Directions: Repeat every line below exactly as it reads.

Entries shown:
_ _ _
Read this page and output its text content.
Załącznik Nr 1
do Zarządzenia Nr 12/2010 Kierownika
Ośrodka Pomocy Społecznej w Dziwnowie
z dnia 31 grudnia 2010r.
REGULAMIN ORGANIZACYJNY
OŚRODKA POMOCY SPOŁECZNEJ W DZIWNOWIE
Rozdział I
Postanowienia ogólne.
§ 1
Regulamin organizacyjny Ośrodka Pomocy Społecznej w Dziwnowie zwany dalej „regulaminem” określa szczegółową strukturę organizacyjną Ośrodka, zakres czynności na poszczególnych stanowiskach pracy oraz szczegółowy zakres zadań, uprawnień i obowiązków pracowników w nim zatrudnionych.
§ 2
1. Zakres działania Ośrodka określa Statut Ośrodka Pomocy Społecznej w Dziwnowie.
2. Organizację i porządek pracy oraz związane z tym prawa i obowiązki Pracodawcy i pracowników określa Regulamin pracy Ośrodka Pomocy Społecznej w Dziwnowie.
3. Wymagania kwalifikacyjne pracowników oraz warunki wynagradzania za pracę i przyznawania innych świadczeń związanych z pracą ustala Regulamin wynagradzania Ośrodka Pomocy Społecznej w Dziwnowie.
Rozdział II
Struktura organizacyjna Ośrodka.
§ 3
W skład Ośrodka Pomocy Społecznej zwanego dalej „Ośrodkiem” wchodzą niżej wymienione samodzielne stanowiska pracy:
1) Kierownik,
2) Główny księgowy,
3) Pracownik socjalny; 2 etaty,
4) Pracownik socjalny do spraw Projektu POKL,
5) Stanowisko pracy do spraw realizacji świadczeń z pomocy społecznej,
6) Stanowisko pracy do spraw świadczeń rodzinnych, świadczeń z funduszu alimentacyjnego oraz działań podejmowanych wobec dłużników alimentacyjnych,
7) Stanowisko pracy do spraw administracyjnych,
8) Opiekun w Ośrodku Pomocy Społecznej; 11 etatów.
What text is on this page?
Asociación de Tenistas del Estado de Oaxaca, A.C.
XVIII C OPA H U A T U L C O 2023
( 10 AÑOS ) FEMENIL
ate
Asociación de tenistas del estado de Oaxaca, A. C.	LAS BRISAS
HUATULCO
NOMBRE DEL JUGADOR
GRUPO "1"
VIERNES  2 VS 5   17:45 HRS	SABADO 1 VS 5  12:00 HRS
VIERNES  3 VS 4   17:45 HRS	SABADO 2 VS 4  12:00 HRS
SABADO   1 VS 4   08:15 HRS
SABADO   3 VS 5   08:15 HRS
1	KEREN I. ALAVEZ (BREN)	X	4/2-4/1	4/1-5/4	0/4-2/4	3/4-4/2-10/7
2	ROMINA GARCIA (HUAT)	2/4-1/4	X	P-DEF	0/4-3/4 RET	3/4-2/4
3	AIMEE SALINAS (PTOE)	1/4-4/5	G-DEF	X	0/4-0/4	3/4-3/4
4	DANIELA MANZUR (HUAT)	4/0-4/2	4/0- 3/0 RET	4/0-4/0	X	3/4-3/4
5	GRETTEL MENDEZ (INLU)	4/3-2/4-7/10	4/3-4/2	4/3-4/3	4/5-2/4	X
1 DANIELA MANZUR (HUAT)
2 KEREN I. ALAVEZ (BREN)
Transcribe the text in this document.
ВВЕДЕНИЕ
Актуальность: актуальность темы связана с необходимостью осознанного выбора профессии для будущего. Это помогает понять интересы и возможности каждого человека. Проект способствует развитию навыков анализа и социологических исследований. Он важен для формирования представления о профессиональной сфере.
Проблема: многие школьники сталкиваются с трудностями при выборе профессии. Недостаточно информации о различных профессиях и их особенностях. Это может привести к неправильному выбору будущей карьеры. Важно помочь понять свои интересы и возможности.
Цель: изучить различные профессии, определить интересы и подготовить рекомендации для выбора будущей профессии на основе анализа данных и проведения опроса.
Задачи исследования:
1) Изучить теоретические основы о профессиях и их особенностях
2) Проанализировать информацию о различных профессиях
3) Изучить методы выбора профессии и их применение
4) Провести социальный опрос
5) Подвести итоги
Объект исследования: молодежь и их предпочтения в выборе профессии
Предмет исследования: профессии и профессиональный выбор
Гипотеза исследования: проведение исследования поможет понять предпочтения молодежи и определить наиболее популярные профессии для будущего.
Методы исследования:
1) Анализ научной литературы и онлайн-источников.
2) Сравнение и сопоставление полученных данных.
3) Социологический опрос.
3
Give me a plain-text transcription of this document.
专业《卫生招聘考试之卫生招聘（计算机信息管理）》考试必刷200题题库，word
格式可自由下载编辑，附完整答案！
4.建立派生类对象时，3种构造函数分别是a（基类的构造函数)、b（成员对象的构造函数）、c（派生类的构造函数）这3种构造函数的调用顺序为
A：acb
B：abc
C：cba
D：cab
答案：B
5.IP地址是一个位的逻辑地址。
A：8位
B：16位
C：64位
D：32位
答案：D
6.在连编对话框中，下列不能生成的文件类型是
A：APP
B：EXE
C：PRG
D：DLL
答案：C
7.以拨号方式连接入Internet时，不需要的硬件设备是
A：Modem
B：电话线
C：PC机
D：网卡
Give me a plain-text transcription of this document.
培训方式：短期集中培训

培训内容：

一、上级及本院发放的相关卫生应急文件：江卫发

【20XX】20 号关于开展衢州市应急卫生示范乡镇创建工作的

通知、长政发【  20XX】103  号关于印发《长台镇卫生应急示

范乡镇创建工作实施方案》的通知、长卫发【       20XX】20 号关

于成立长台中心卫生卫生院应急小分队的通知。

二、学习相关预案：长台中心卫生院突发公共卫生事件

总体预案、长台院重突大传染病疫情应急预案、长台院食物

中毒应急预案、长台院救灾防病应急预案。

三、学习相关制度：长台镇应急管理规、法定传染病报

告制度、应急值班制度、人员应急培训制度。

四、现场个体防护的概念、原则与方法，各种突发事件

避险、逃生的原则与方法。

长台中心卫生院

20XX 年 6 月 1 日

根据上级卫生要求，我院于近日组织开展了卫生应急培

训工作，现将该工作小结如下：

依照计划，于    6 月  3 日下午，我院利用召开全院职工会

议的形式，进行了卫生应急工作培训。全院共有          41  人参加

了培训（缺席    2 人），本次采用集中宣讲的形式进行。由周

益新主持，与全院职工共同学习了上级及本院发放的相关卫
_ _ _
Expected answer:
Read this page and output its text content.
Załącznik Nr 1
do Zarządzenia Nr 12/2010 Kierownika
Ośrodka Pomocy Społecznej w Dziwnowie
z dnia 31 grudnia 2010r.
REGULAMIN ORGANIZACYJNY
OŚRODKA POMOCY SPOŁECZNEJ W DZIWNOWIE
Rozdział I
Postanowienia ogólne.
§ 1
Regulamin organizacyjny Ośrodka Pomocy Społecznej w Dziwnowie zwany dalej „regulaminem” określa szczegółową strukturę organizacyjną Ośrodka, zakres czynności na poszczególnych stanowiskach pracy oraz szczegółowy zakres zadań, uprawnień i obowiązków pracowników w nim zatrudnionych.
§ 2
1. Zakres działania Ośrodka określa Statut Ośrodka Pomocy Społecznej w Dziwnowie.
2. Organizację i porządek pracy oraz związane z tym prawa i obowiązki Pracodawcy i pracowników określa Regulamin pracy Ośrodka Pomocy Społecznej w Dziwnowie.
3. Wymagania kwalifikacyjne pracowników oraz warunki wynagradzania za pracę i przyznawania innych świadczeń związanych z pracą ustala Regulamin wynagradzania Ośrodka Pomocy Społecznej w Dziwnowie.
Rozdział II
Struktura organizacyjna Ośrodka.
§ 3
W skład Ośrodka Pomocy Społecznej zwanego dalej „Ośrodkiem” wchodzą niżej wymienione samodzielne stanowiska pracy:
1) Kierownik,
2) Główny księgowy,
3) Pracownik socjalny; 2 etaty,
4) Pracownik socjalny do spraw Projektu POKL,
5) Stanowisko pracy do spraw realizacji świadczeń z pomocy społecznej,
6) Stanowisko pracy do spraw świadczeń rodzinnych, świadczeń z funduszu alimentacyjnego oraz działań podejmowanych wobec dłużników alimentacyjnych,
7) Stanowisko pracy do spraw administracyjnych,
8) Opiekun w Ośrodku Pomocy Społecznej; 11 etatów.
What text is on this page?
Asociación de Tenistas del Estado de Oaxaca, A.C.
XVIII C OPA H U A T U L C O 2023
( 10 AÑOS ) FEMENIL
ate
Asociación de tenistas del estado de Oaxaca, A. C.	LAS BRISAS
HUATULCO
NOMBRE DEL JUGADOR
GRUPO "1"
VIERNES  2 VS 5   17:45 HRS	SABADO 1 VS 5  12:00 HRS
VIERNES  3 VS 4   17:45 HRS	SABADO 2 VS 4  12:00 HRS
SABADO   1 VS 4   08:15 HRS
SABADO   3 VS 5   08:15 HRS
1	KEREN I. ALAVEZ (BREN)	X	4/2-4/1	4/1-5/4	0/4-2/4	3/4-4/2-10/7
2	ROMINA GARCIA (HUAT)	2/4-1/4	X	P-DEF	0/4-3/4 RET	3/4-2/4
3	AIMEE SALINAS (PTOE)	1/4-4/5	G-DEF	X	0/4-0/4	3/4-3/4
4	DANIELA MANZUR (HUAT)	4/0-4/2	4/0- 3/0 RET	4/0-4/0	X	3/4-3/4
5	GRETTEL MENDEZ (INLU)	4/3-2/4-7/10	4/3-4/2	4/3-4/3	4/5-2/4	X
1 DANIELA MANZUR (HUAT)
2 KEREN I. ALAVEZ (BREN)
Transcribe the text in this document.
ВВЕДЕНИЕ
Актуальность: актуальность темы связана с необходимостью осознанного выбора профессии для будущего. Это помогает понять интересы и возможности каждого человека. Проект способствует развитию навыков анализа и социологических исследований. Он важен для формирования представления о профессиональной сфере.
Проблема: многие школьники сталкиваются с трудностями при выборе профессии. Недостаточно информации о различных профессиях и их особенностях. Это может привести к неправильному выбору будущей карьеры. Важно помочь понять свои интересы и возможности.
Цель: изучить различные профессии, определить интересы и подготовить рекомендации для выбора будущей профессии на основе анализа данных и проведения опроса.
Задачи исследования:
1) Изучить теоретические основы о профессиях и их особенностях
2) Проанализировать информацию о различных профессиях
3) Изучить методы выбора профессии и их применение
4) Провести социальный опрос
5) Подвести итоги
Объект исследования: молодежь и их предпочтения в выборе профессии
Предмет исследования: профессии и профессиональный выбор
Гипотеза исследования: проведение исследования поможет понять предпочтения молодежи и определить наиболее популярные профессии для будущего.
Методы исследования:
1) Анализ научной литературы и онлайн-источников.
2) Сравнение и сопоставление полученных данных.
3) Социологический опрос.
3
Give me a plain-text transcription of this document.
专业《卫生招聘考试之卫生招聘（计算机信息管理）》考试必刷200题题库，word
格式可自由下载编辑，附完整答案！
4.建立派生类对象时，3种构造函数分别是a（基类的构造函数)、b（成员对象的构造函数）、c（派生类的构造函数）这3种构造函数的调用顺序为
A：acb
B：abc
C：cba
D：cab
答案：B
5.IP地址是一个位的逻辑地址。
A：8位
B：16位
C：64位
D：32位
答案：D
6.在连编对话框中，下列不能生成的文件类型是
A：APP
B：EXE
C：PRG
D：DLL
答案：C
7.以拨号方式连接入Internet时，不需要的硬件设备是
A：Modem
B：电话线
C：PC机
D：网卡
Give me a plain-text transcription of this document.
培训方式：短期集中培训

培训内容：

一、上级及本院发放的相关卫生应急文件：江卫发

【20XX】20 号关于开展衢州市应急卫生示范乡镇创建工作的

通知、长政发【  20XX】103  号关于印发《长台镇卫生应急示

范乡镇创建工作实施方案》的通知、长卫发【       20XX】20 号关

于成立长台中心卫生卫生院应急小分队的通知。

二、学习相关预案：长台中心卫生院突发公共卫生事件

总体预案、长台院重突大传染病疫情应急预案、长台院食物

中毒应急预案、长台院救灾防病应急预案。

三、学习相关制度：长台镇应急管理规、法定传染病报

告制度、应急值班制度、人员应急培训制度。

四、现场个体防护的概念、原则与方法，各种突发事件

避险、逃生的原则与方法。

长台中心卫生院

20XX 年 6 月 1 日

根据上级卫生要求，我院于近日组织开展了卫生应急培

训工作，现将该工作小结如下：

依照计划，于    6 月  3 日下午，我院利用召开全院职工会

议的形式，进行了卫生应急工作培训。全院共有          41  人参加

了培训（缺席    2 人），本次采用集中宣讲的形式进行。由周

益新主持，与全院职工共同学习了上级及本院发放的相关卫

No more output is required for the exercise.